CHALLENGE
Tally the lines in the listing below that contain "exercises" and report the tally alone.
-- BEGIN THE RECORDS --
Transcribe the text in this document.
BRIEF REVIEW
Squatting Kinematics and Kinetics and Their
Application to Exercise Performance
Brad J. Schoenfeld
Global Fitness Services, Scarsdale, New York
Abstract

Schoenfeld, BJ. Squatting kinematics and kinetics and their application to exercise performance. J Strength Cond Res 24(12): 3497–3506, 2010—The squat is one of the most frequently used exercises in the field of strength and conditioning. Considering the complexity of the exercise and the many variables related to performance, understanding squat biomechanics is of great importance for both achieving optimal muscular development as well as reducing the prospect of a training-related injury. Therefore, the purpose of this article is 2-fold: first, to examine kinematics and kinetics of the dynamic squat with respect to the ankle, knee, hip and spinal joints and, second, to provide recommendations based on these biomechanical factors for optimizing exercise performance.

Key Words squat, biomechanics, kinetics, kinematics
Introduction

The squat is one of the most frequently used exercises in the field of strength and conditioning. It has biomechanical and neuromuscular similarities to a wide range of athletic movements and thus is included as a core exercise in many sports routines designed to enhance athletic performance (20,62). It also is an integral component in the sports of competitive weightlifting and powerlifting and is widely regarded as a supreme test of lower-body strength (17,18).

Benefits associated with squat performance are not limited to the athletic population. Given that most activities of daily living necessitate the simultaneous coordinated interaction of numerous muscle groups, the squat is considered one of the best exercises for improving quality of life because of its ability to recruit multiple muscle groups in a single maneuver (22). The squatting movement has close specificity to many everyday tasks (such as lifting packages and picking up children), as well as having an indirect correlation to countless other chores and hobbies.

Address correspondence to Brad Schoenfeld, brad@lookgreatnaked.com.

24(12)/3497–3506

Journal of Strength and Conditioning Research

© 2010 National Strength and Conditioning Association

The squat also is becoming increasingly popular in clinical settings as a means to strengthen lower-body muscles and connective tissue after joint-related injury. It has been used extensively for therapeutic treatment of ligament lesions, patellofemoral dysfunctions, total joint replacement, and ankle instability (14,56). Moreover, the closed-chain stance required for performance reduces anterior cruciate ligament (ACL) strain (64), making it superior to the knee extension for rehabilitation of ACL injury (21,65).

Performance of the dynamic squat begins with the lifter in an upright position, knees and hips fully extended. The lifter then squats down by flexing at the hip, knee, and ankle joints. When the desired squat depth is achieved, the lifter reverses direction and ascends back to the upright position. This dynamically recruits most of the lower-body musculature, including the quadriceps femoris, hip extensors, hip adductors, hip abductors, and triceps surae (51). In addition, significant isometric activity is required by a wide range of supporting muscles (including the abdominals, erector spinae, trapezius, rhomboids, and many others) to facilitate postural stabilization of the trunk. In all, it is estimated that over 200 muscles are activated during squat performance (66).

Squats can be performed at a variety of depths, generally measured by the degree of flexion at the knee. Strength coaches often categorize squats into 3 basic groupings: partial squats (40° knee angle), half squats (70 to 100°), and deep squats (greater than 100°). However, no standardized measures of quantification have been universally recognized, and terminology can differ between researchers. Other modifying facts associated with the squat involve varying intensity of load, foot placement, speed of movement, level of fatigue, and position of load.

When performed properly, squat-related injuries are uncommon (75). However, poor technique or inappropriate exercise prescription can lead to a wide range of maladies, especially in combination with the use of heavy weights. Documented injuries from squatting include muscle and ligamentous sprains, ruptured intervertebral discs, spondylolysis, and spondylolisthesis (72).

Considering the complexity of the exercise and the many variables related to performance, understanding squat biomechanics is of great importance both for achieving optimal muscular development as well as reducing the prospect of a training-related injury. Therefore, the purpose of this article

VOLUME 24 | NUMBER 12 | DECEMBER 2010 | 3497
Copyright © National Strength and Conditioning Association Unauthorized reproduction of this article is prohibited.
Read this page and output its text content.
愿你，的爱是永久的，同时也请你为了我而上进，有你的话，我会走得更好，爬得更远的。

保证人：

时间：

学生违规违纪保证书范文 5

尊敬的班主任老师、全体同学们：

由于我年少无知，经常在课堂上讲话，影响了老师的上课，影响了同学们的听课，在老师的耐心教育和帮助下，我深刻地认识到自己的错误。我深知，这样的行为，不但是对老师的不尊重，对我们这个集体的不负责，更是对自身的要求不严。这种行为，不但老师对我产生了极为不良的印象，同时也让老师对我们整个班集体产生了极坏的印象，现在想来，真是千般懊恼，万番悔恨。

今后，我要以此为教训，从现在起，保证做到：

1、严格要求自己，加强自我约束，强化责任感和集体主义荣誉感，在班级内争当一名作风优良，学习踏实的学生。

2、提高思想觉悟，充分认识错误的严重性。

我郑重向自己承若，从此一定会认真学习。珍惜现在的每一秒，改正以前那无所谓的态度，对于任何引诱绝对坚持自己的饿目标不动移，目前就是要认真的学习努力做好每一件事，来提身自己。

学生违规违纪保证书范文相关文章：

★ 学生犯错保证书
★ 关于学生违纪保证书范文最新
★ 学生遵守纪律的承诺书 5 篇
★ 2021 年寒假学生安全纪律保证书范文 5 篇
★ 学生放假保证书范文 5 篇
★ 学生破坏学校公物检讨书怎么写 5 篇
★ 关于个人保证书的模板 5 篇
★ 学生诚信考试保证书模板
-- END THE RECORDS --
SOLUTION FOR THIS TASK
3